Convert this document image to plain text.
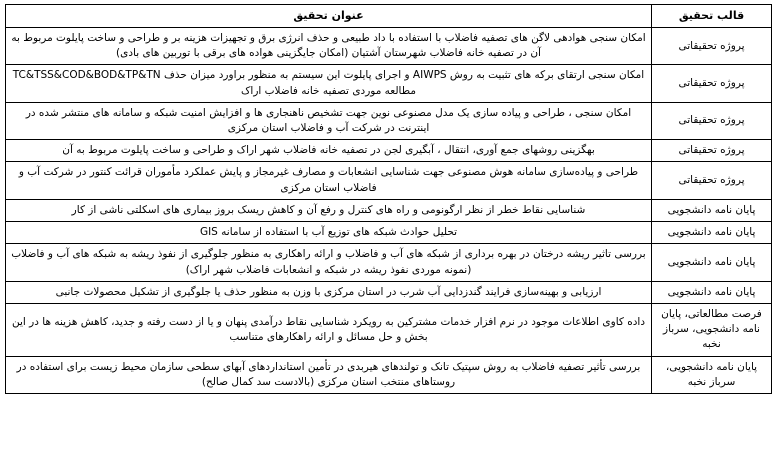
قالب تحقیق	عنوان تحقیق
پروژه تحقیقاتی	امکان سنجی هوادهی لاگن های تصفیه فاضلاب با استفاده با داد طبیعی و حذف انرژی برق و تجهیزات هزینه بر و طراحی و ساخت پایلوت مربوط به آن در تصفیه خانه فاضلاب شهرستان آشتیان (امکان جایگزینی هواده های برقی با توربین های بادی)
پروژه تحقیقاتی	امکان سنجی ارتقای برکه های تثبیت به روش AIWPS و اجرای پایلوت این سیستم به منظور براورد میزان حذف TC&TSS&COD&BOD&TP&TN مطالعه موردی تصفیه خانه فاضلاب اراک
پروژه تحقیقاتی	امکان سنجی ، طراحی و پیاده سازی یک مدل مصنوعی نوین جهت تشخیص ناهنجاری ها و افزایش امنیت شبکه و سامانه های منتشر شده در اینترنت در شرکت آب و فاضلاب استان مرکزی
پروژه تحقیقاتی	بهگزینی روشهای جمع آوری، انتقال ، آبگیری لجن در تصفیه خانه فاضلاب شهر اراک و طراحی و ساخت پایلوت مربوط به آن
پروژه تحقیقاتی	طراحی و پیاده‌سازی سامانه هوش مصنوعی جهت شناسایی انشعابات و مصارف غیرمجاز و پایش عملکرد مأموران قرائت کنتور در شرکت آب و فاضلاب استان مرکزی
پایان نامه دانشجویی	شناسایی نقاط خطر از نظر ارگونومی و راه های کنترل و رفع آن و کاهش ریسک بروز بیماری های اسکلتی ناشی از کار
پایان نامه دانشجویی	تحلیل حوادث شبکه های توزیع آب با استفاده از سامانه GIS
پایان نامه دانشجویی	بررسی تاثیر ریشه درختان در بهره برداری از شبکه های آب و فاضلاب و ارائه راهکاری به منظور جلوگیری از نفوذ ریشه به شبکه های آب و فاضلاب (نمونه موردی نفوذ ریشه در شبکه و انشعابات فاضلاب شهر اراک)
پایان نامه دانشجویی	ارزیابی و بهینه‌سازی فرایند گندزدایی آب شرب در استان مرکزی با وزن به منظور حذف یا جلوگیری از تشکیل محصولات جانبی
فرصت مطالعاتی، پایان نامه دانشجویی، سرباز نخبه	داده کاوی اطلاعات موجود در نرم افزار خدمات مشترکین به رویکرد شناسایی نقاط درآمدی پنهان و یا از دست رفته و جدید، کاهش هزینه ها در این بخش و حل مسائل و ارائه راهکارهای متناسب
پایان نامه دانشجویی، سرباز نخبه	بررسی تأثیر تصفیه فاضلاب به روش سپتیک تانک و تولندهای هیربدی در تأمین استانداردهای آبهای سطحی سازمان محیط زیست برای استفاده در روستاهای منتخب استان مرکزی (بالادست سد کمال صالح)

WHAT IS EXPECTED: Output the lines above in full and exactly as given, omitting any pictures.

SOLVED PROBLEM:
Convert this document image to plain text.
قالب تحقیق	عنوان تحقیق
پروژه تحقیقاتی	امکان سنجی هوادهی لاگن های تصفیه فاضلاب با استفاده با داد طبیعی و حذف انرژی برق و تجهیزات هزینه بر و طراحی و ساخت پایلوت مربوط به آن در تصفیه خانه فاضلاب شهرستان آشتیان (امکان جایگزینی هواده های برقی با توربین های بادی)
پروژه تحقیقاتی	امکان سنجی ارتقای برکه های تثبیت به روش AIWPS و اجرای پایلوت این سیستم به منظور براورد میزان حذف TC&TSS&COD&BOD&TP&TN مطالعه موردی تصفیه خانه فاضلاب اراک
پروژه تحقیقاتی	امکان سنجی ، طراحی و پیاده سازی یک مدل مصنوعی نوین جهت تشخیص ناهنجاری ها و افزایش امنیت شبکه و سامانه های منتشر شده در اینترنت در شرکت آب و فاضلاب استان مرکزی
پروژه تحقیقاتی	بهگزینی روشهای جمع آوری، انتقال ، آبگیری لجن در تصفیه خانه فاضلاب شهر اراک و طراحی و ساخت پایلوت مربوط به آن
پروژه تحقیقاتی	طراحی و پیاده‌سازی سامانه هوش مصنوعی جهت شناسایی انشعابات و مصارف غیرمجاز و پایش عملکرد مأموران قرائت کنتور در شرکت آب و فاضلاب استان مرکزی
پایان نامه دانشجویی	شناسایی نقاط خطر از نظر ارگونومی و راه های کنترل و رفع آن و کاهش ریسک بروز بیماری های اسکلتی ناشی از کار
پایان نامه دانشجویی	تحلیل حوادث شبکه های توزیع آب با استفاده از سامانه GIS
پایان نامه دانشجویی	بررسی تاثیر ریشه درختان در بهره برداری از شبکه های آب و فاضلاب و ارائه راهکاری به منظور جلوگیری از نفوذ ریشه به شبکه های آب و فاضلاب (نمونه موردی نفوذ ریشه در شبکه و انشعابات فاضلاب شهر اراک)
پایان نامه دانشجویی	ارزیابی و بهینه‌سازی فرایند گندزدایی آب شرب در استان مرکزی با وزن به منظور حذف یا جلوگیری از تشکیل محصولات جانبی
فرصت مطالعاتی، پایان نامه دانشجویی، سرباز نخبه	داده کاوی اطلاعات موجود در نرم افزار خدمات مشترکین به رویکرد شناسایی نقاط درآمدی پنهان و یا از دست رفته و جدید، کاهش هزینه ها در این بخش و حل مسائل و ارائه راهکارهای متناسب
پایان نامه دانشجویی، سرباز نخبه	بررسی تأثیر تصفیه فاضلاب به روش سپتیک تانک و تولندهای هیربدی در تأمین استانداردهای آبهای سطحی سازمان محیط زیست برای استفاده در روستاهای منتخب استان مرکزی (بالادست سد کمال صالح)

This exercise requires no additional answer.